> [WORK INSTRUCTIONS]: Give every line again exactly as it appears, please, but not the pictures.

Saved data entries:
** START **

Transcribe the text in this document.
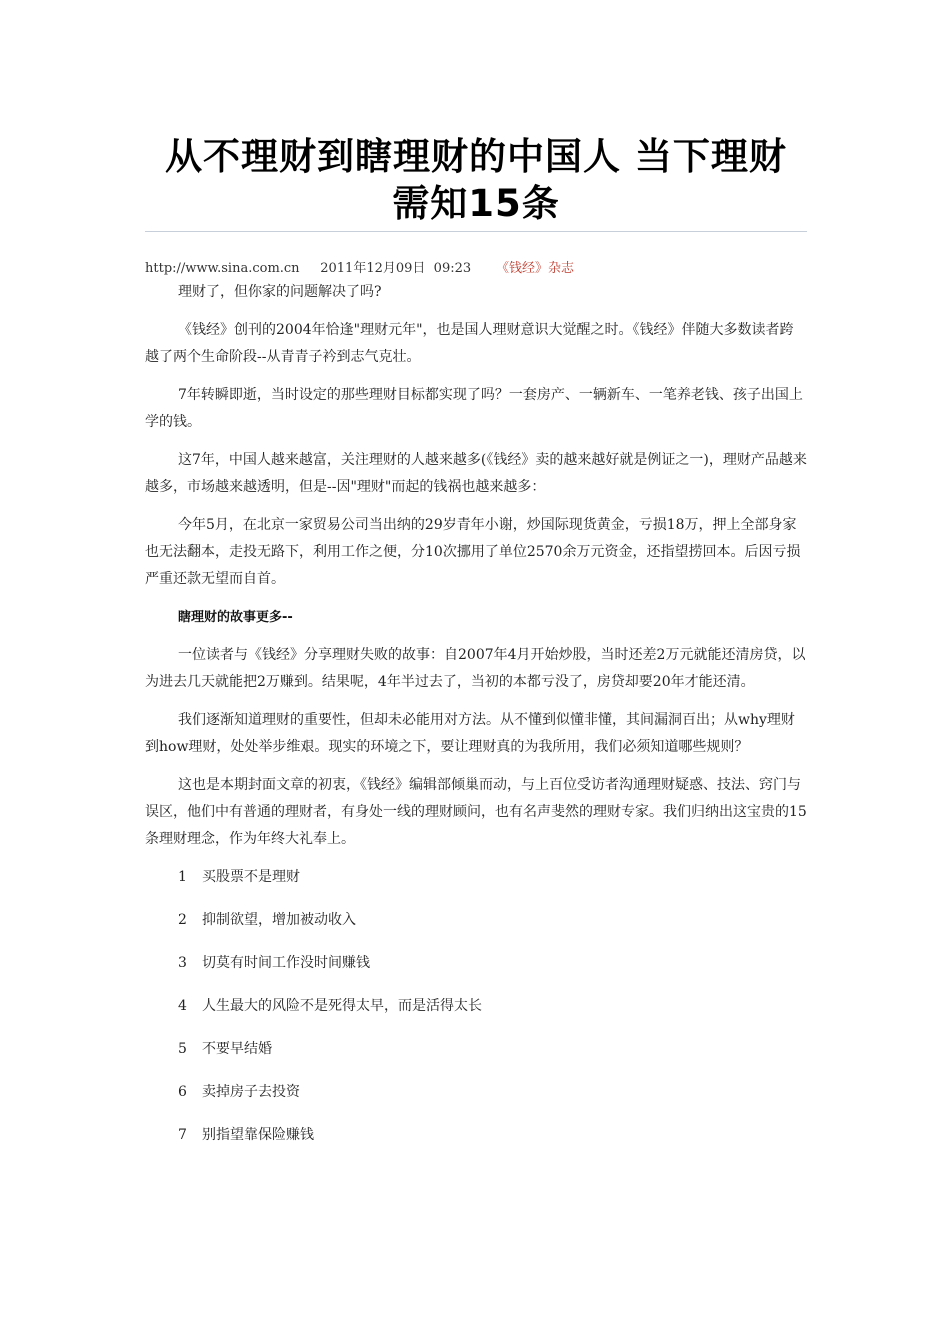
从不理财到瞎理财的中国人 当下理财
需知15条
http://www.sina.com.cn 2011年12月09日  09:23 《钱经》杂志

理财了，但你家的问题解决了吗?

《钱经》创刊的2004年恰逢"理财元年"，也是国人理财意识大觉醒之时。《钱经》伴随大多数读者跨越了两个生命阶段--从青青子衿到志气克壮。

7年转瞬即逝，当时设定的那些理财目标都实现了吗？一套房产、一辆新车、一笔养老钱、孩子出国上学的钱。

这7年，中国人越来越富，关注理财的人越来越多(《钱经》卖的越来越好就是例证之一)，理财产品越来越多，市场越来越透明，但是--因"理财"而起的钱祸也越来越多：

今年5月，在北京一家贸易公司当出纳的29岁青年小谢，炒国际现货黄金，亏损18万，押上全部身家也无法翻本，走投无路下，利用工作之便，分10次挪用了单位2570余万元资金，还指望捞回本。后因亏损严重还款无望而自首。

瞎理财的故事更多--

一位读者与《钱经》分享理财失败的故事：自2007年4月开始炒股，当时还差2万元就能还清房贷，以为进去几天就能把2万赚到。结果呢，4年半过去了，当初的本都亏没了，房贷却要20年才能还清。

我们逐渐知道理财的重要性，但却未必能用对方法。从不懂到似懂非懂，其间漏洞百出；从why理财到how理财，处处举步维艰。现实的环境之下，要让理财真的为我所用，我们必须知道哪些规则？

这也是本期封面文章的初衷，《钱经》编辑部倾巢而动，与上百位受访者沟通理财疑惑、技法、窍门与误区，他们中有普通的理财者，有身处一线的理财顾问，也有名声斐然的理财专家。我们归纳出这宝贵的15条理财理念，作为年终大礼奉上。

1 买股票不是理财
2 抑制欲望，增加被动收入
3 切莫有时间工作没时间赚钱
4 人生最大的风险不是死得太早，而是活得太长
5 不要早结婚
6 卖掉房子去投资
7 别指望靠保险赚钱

** END **

> [FINAL ANSWER]:
Transcribe the text in this document.
从不理财到瞎理财的中国人 当下理财
需知15条
http://www.sina.com.cn 2011年12月09日  09:23 《钱经》杂志

理财了，但你家的问题解决了吗?

《钱经》创刊的2004年恰逢"理财元年"，也是国人理财意识大觉醒之时。《钱经》伴随大多数读者跨越了两个生命阶段--从青青子衿到志气克壮。

7年转瞬即逝，当时设定的那些理财目标都实现了吗？一套房产、一辆新车、一笔养老钱、孩子出国上学的钱。

这7年，中国人越来越富，关注理财的人越来越多(《钱经》卖的越来越好就是例证之一)，理财产品越来越多，市场越来越透明，但是--因"理财"而起的钱祸也越来越多：

今年5月，在北京一家贸易公司当出纳的29岁青年小谢，炒国际现货黄金，亏损18万，押上全部身家也无法翻本，走投无路下，利用工作之便，分10次挪用了单位2570余万元资金，还指望捞回本。后因亏损严重还款无望而自首。

瞎理财的故事更多--

一位读者与《钱经》分享理财失败的故事：自2007年4月开始炒股，当时还差2万元就能还清房贷，以为进去几天就能把2万赚到。结果呢，4年半过去了，当初的本都亏没了，房贷却要20年才能还清。

我们逐渐知道理财的重要性，但却未必能用对方法。从不懂到似懂非懂，其间漏洞百出；从why理财到how理财，处处举步维艰。现实的环境之下，要让理财真的为我所用，我们必须知道哪些规则？

这也是本期封面文章的初衷，《钱经》编辑部倾巢而动，与上百位受访者沟通理财疑惑、技法、窍门与误区，他们中有普通的理财者，有身处一线的理财顾问，也有名声斐然的理财专家。我们归纳出这宝贵的15条理财理念，作为年终大礼奉上。

1 买股票不是理财
2 抑制欲望，增加被动收入
3 切莫有时间工作没时间赚钱
4 人生最大的风险不是死得太早，而是活得太长
5 不要早结婚
6 卖掉房子去投资
7 别指望靠保险赚钱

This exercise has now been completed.